_SHORT EXERCISE:_ Each line that holds the word "beauty" counts once; report how many lines do so and nothing else.

_RECORDS FOR THE EXERCISE:_
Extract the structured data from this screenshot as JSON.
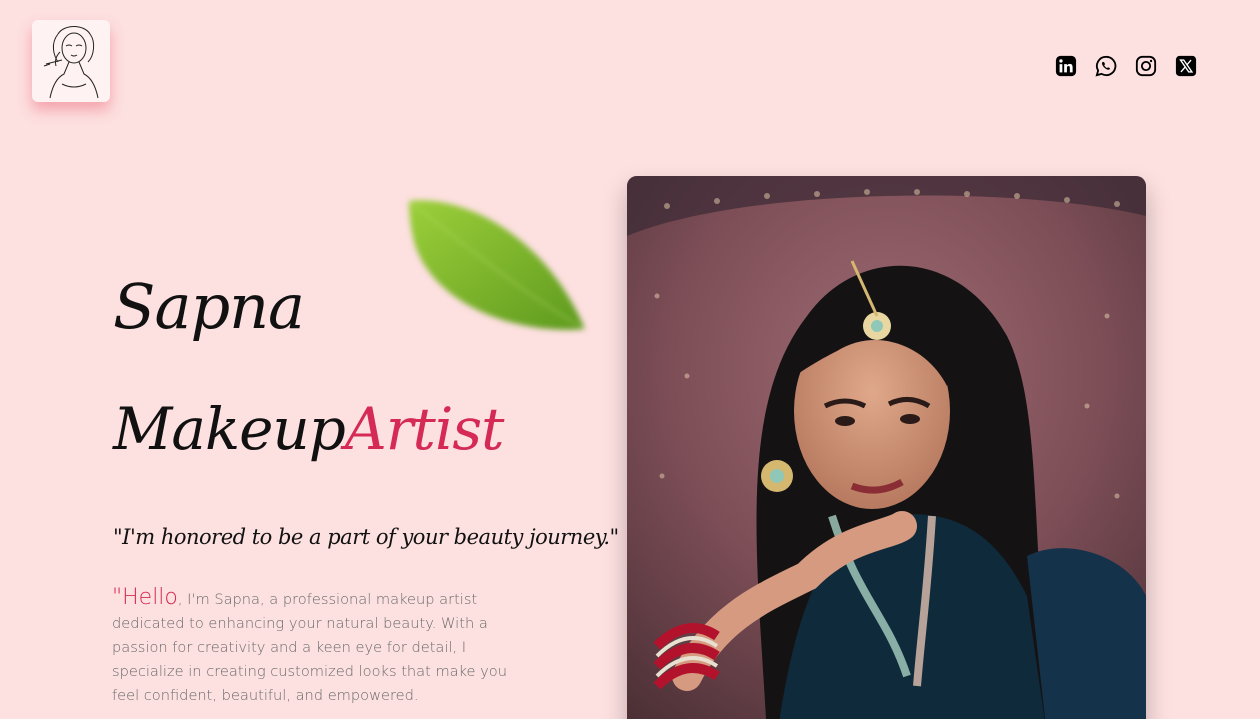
{
  "logo": {
    "alt": "makeup-artist-sketch-logo"
  },
  "social": [
    {
      "name": "linkedin",
      "icon": "linkedin-icon"
    },
    {
      "name": "whatsapp",
      "icon": "whatsapp-icon"
    },
    {
      "name": "instagram",
      "icon": "instagram-icon"
    },
    {
      "name": "x",
      "icon": "x-twitter-icon"
    }
  ],
  "hero": {
    "name": "Sapna",
    "title_main": "Makeup",
    "title_accent": "Artist",
    "quote": "\"I'm honored to be a part of your beauty journey.\"",
    "bio_hello": "\"Hello",
    "bio_text": ", I'm Sapna, a professional makeup artist dedicated to enhancing your natural beauty. With a passion for creativity and a keen eye for detail, I specialize in creating customized looks that make you feel confident, beautiful, and empowered."
  },
  "colors": {
    "background": "#fde0e0",
    "accent": "#d42a55",
    "text": "#111111",
    "body_text": "#6a6a6a"
  }
}
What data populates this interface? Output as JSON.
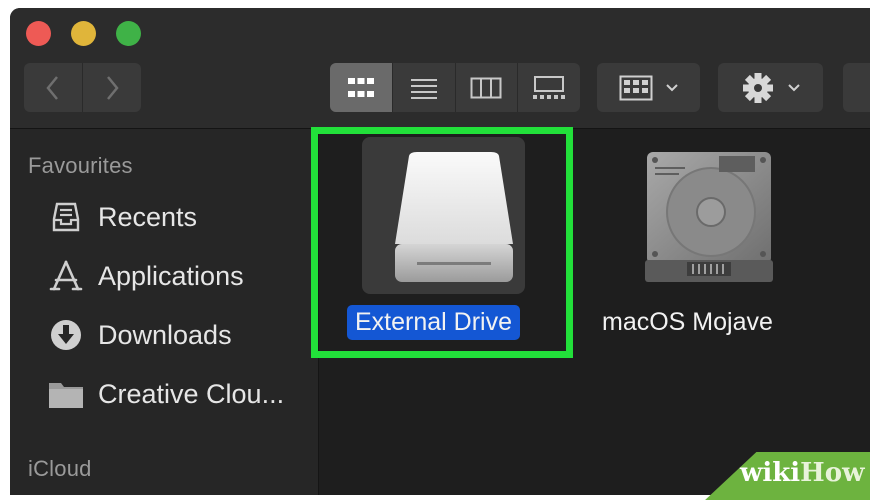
{
  "window": {
    "controls": {
      "close": "close",
      "minimize": "minimize",
      "zoom": "zoom"
    }
  },
  "toolbar": {
    "nav": {
      "back_icon": "chevron-left-icon",
      "forward_icon": "chevron-right-icon"
    },
    "views": [
      {
        "icon": "icon-view-icon",
        "active": true
      },
      {
        "icon": "list-view-icon",
        "active": false
      },
      {
        "icon": "column-view-icon",
        "active": false
      },
      {
        "icon": "gallery-view-icon",
        "active": false
      }
    ],
    "group_icon": "group-grid-icon",
    "action_icon": "gear-icon"
  },
  "sidebar": {
    "favourites_header": "Favourites",
    "items": [
      {
        "label": "Recents",
        "icon": "recents-icon"
      },
      {
        "label": "Applications",
        "icon": "applications-icon"
      },
      {
        "label": "Downloads",
        "icon": "download-icon"
      },
      {
        "label": "Creative Clou...",
        "icon": "folder-icon"
      }
    ],
    "icloud_header": "iCloud"
  },
  "content": {
    "items": [
      {
        "label": "External Drive",
        "selected": true,
        "icon": "external-drive-icon"
      },
      {
        "label": "macOS Mojave",
        "selected": false,
        "icon": "hard-disk-icon"
      }
    ]
  },
  "colors": {
    "highlight_border": "#22e03a",
    "selection": "#1457d4",
    "watermark": "#6db33f"
  },
  "watermark": {
    "wiki": "wiki",
    "how": "How"
  }
}
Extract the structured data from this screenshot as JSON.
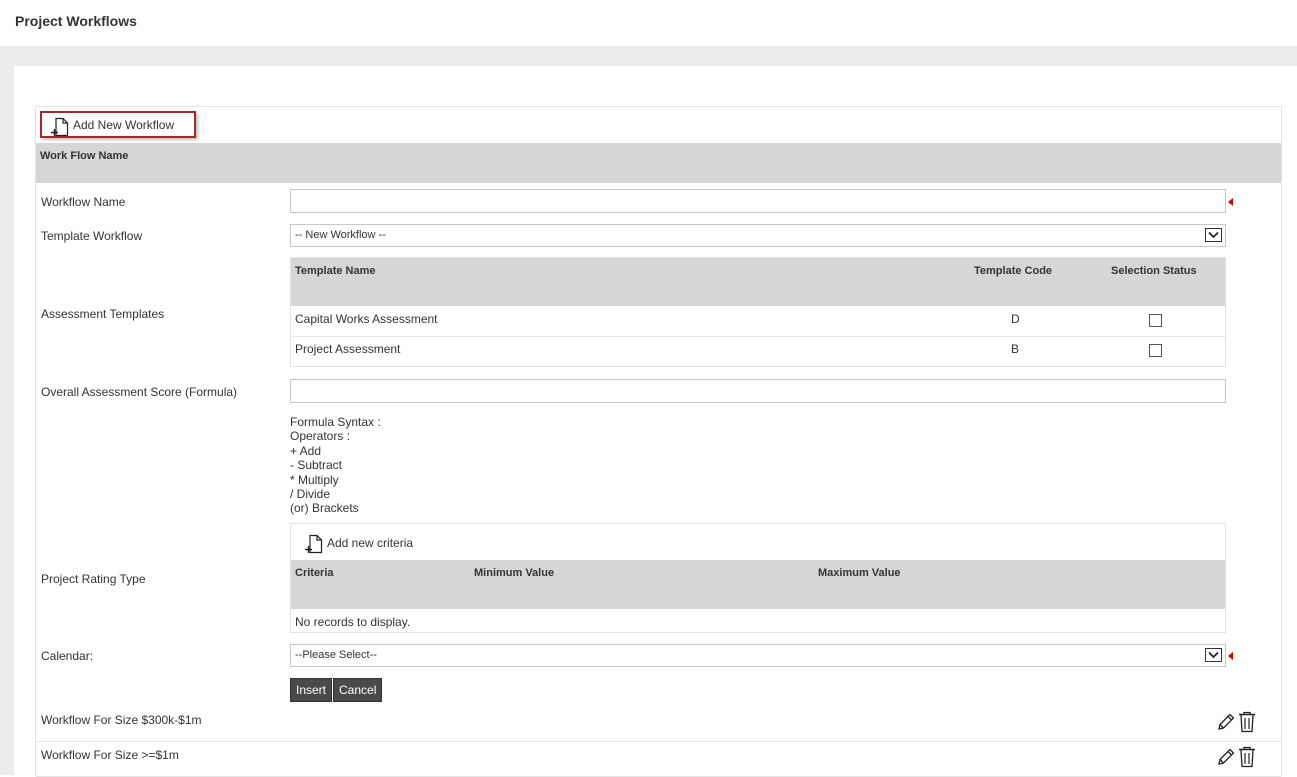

_CORRECT OUTPUT:_ 2